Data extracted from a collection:
......
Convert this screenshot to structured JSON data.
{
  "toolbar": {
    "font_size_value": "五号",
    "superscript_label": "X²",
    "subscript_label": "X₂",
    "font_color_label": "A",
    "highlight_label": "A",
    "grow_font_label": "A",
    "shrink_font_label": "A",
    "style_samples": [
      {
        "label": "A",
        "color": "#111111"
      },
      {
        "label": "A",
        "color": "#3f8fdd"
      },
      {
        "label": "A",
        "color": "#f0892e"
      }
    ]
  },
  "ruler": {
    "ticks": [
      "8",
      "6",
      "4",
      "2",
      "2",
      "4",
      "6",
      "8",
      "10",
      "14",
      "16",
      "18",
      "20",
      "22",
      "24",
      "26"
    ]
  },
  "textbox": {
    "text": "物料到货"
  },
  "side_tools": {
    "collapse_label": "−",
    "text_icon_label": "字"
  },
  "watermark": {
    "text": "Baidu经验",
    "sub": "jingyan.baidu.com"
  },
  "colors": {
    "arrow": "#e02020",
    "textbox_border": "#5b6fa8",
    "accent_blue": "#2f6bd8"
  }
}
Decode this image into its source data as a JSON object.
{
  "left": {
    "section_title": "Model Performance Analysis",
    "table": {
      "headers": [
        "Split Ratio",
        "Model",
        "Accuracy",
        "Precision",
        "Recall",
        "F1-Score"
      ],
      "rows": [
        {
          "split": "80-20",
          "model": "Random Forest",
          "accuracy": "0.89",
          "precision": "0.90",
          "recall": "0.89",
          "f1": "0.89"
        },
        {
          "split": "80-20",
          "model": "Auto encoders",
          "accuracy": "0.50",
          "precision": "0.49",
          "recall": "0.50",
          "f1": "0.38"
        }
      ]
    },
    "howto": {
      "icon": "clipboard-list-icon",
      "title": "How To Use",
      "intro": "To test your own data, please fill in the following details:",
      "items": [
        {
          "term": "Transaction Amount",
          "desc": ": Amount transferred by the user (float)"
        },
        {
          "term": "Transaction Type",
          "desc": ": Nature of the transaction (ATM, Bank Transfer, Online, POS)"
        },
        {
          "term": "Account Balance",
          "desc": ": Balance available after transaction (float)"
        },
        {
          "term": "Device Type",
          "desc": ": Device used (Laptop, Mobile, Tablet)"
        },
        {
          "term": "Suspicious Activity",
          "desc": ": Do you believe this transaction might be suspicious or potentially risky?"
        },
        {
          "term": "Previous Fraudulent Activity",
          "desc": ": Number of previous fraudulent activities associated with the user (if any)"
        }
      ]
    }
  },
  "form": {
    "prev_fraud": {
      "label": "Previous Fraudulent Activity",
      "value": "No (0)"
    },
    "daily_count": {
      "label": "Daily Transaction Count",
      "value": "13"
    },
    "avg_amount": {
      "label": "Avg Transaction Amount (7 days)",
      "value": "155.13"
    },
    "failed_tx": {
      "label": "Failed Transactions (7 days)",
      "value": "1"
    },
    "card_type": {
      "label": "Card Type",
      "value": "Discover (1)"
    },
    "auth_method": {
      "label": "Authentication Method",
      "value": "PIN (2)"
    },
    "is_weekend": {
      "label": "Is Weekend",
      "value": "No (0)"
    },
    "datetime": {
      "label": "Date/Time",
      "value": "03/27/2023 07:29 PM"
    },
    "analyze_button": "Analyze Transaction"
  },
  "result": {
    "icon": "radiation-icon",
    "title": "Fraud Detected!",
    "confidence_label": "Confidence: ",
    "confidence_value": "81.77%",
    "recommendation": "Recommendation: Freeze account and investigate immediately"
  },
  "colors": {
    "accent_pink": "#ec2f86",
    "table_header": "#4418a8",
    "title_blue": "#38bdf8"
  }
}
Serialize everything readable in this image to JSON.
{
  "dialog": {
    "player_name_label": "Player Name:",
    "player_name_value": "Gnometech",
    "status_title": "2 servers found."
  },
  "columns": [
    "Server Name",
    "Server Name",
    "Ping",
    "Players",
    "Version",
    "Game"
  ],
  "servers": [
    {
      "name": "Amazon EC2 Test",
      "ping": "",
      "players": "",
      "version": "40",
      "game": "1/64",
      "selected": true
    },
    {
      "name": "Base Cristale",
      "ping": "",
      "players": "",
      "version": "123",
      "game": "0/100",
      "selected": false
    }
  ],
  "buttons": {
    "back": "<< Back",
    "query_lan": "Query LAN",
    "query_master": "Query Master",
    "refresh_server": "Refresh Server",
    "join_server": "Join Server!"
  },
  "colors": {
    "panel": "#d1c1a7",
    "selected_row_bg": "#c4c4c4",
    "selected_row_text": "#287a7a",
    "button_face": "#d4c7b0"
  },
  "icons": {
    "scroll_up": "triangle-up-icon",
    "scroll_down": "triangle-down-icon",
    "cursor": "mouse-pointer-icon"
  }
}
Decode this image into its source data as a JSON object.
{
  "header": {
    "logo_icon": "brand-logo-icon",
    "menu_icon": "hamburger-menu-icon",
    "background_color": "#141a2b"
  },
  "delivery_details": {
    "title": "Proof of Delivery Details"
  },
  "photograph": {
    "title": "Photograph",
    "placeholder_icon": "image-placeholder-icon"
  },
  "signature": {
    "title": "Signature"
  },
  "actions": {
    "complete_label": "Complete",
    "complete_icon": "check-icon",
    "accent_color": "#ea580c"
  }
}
......
== WHAT TO PRODUCE ==
Go through the material and select each line with the string "Balance" in it.

== RESPONSE TO THE EXERCISE ==
          "term": "Account Balance",
          "desc": ": Balance available after transaction (float)"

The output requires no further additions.